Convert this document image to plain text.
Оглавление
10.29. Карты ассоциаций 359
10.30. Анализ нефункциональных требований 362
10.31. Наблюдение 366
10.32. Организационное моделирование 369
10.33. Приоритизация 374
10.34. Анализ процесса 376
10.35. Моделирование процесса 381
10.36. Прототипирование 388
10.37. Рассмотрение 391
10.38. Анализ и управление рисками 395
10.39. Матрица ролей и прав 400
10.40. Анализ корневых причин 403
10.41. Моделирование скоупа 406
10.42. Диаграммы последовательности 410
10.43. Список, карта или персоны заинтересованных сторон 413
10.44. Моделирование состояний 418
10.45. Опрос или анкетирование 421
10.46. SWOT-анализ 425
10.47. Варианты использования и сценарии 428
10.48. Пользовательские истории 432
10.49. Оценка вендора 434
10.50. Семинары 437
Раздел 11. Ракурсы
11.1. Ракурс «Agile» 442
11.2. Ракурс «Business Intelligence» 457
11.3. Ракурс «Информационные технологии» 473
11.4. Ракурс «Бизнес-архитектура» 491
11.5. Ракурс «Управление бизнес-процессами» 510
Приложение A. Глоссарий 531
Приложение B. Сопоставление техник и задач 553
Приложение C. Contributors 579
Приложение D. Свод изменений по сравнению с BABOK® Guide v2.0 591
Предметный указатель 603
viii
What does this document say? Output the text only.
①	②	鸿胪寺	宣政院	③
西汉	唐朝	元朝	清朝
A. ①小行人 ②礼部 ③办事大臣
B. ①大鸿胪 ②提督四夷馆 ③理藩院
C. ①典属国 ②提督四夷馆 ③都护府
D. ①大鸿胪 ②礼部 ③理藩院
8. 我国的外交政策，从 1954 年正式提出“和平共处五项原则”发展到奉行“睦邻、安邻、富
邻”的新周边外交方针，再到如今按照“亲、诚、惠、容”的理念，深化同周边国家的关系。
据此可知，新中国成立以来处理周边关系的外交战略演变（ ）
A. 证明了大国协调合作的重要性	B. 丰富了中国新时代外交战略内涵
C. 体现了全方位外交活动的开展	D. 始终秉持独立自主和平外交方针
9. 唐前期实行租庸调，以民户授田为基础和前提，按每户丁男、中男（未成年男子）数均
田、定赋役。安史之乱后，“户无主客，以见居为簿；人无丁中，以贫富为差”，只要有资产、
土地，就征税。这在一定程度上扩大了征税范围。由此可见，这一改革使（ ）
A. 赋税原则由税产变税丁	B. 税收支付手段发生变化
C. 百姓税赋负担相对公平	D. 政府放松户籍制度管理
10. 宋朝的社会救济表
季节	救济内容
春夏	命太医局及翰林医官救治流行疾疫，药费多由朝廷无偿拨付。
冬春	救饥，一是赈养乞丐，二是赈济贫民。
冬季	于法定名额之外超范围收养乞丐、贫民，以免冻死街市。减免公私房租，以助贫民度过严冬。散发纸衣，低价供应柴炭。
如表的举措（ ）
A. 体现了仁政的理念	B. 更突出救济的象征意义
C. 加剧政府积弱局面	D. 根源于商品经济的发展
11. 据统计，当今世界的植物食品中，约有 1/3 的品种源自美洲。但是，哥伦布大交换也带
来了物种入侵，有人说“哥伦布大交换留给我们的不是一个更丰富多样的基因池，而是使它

> [Task requirements]
Restate each record exactly as written.

> [Result of this exercise]
Convert this document image to plain text.
Оглавление
10.29. Карты ассоциаций 359
10.30. Анализ нефункциональных требований 362
10.31. Наблюдение 366
10.32. Организационное моделирование 369
10.33. Приоритизация 374
10.34. Анализ процесса 376
10.35. Моделирование процесса 381
10.36. Прототипирование 388
10.37. Рассмотрение 391
10.38. Анализ и управление рисками 395
10.39. Матрица ролей и прав 400
10.40. Анализ корневых причин 403
10.41. Моделирование скоупа 406
10.42. Диаграммы последовательности 410
10.43. Список, карта или персоны заинтересованных сторон 413
10.44. Моделирование состояний 418
10.45. Опрос или анкетирование 421
10.46. SWOT-анализ 425
10.47. Варианты использования и сценарии 428
10.48. Пользовательские истории 432
10.49. Оценка вендора 434
10.50. Семинары 437
Раздел 11. Ракурсы
11.1. Ракурс «Agile» 442
11.2. Ракурс «Business Intelligence» 457
11.3. Ракурс «Информационные технологии» 473
11.4. Ракурс «Бизнес-архитектура» 491
11.5. Ракурс «Управление бизнес-процессами» 510
Приложение A. Глоссарий 531
Приложение B. Сопоставление техник и задач 553
Приложение C. Contributors 579
Приложение D. Свод изменений по сравнению с BABOK® Guide v2.0 591
Предметный указатель 603
viii
What does this document say? Output the text only.
①	②	鸿胪寺	宣政院	③
西汉	唐朝	元朝	清朝
A. ①小行人 ②礼部 ③办事大臣
B. ①大鸿胪 ②提督四夷馆 ③理藩院
C. ①典属国 ②提督四夷馆 ③都护府
D. ①大鸿胪 ②礼部 ③理藩院
8. 我国的外交政策，从 1954 年正式提出“和平共处五项原则”发展到奉行“睦邻、安邻、富
邻”的新周边外交方针，再到如今按照“亲、诚、惠、容”的理念，深化同周边国家的关系。
据此可知，新中国成立以来处理周边关系的外交战略演变（ ）
A. 证明了大国协调合作的重要性	B. 丰富了中国新时代外交战略内涵
C. 体现了全方位外交活动的开展	D. 始终秉持独立自主和平外交方针
9. 唐前期实行租庸调，以民户授田为基础和前提，按每户丁男、中男（未成年男子）数均
田、定赋役。安史之乱后，“户无主客，以见居为簿；人无丁中，以贫富为差”，只要有资产、
土地，就征税。这在一定程度上扩大了征税范围。由此可见，这一改革使（ ）
A. 赋税原则由税产变税丁	B. 税收支付手段发生变化
C. 百姓税赋负担相对公平	D. 政府放松户籍制度管理
10. 宋朝的社会救济表
季节	救济内容
春夏	命太医局及翰林医官救治流行疾疫，药费多由朝廷无偿拨付。
冬春	救饥，一是赈养乞丐，二是赈济贫民。
冬季	于法定名额之外超范围收养乞丐、贫民，以免冻死街市。减免公私房租，以助贫民度过严冬。散发纸衣，低价供应柴炭。
如表的举措（ ）
A. 体现了仁政的理念	B. 更突出救济的象征意义
C. 加剧政府积弱局面	D. 根源于商品经济的发展
11. 据统计，当今世界的植物食品中，约有 1/3 的品种源自美洲。但是，哥伦布大交换也带
来了物种入侵，有人说“哥伦布大交换留给我们的不是一个更丰富多样的基因池，而是使它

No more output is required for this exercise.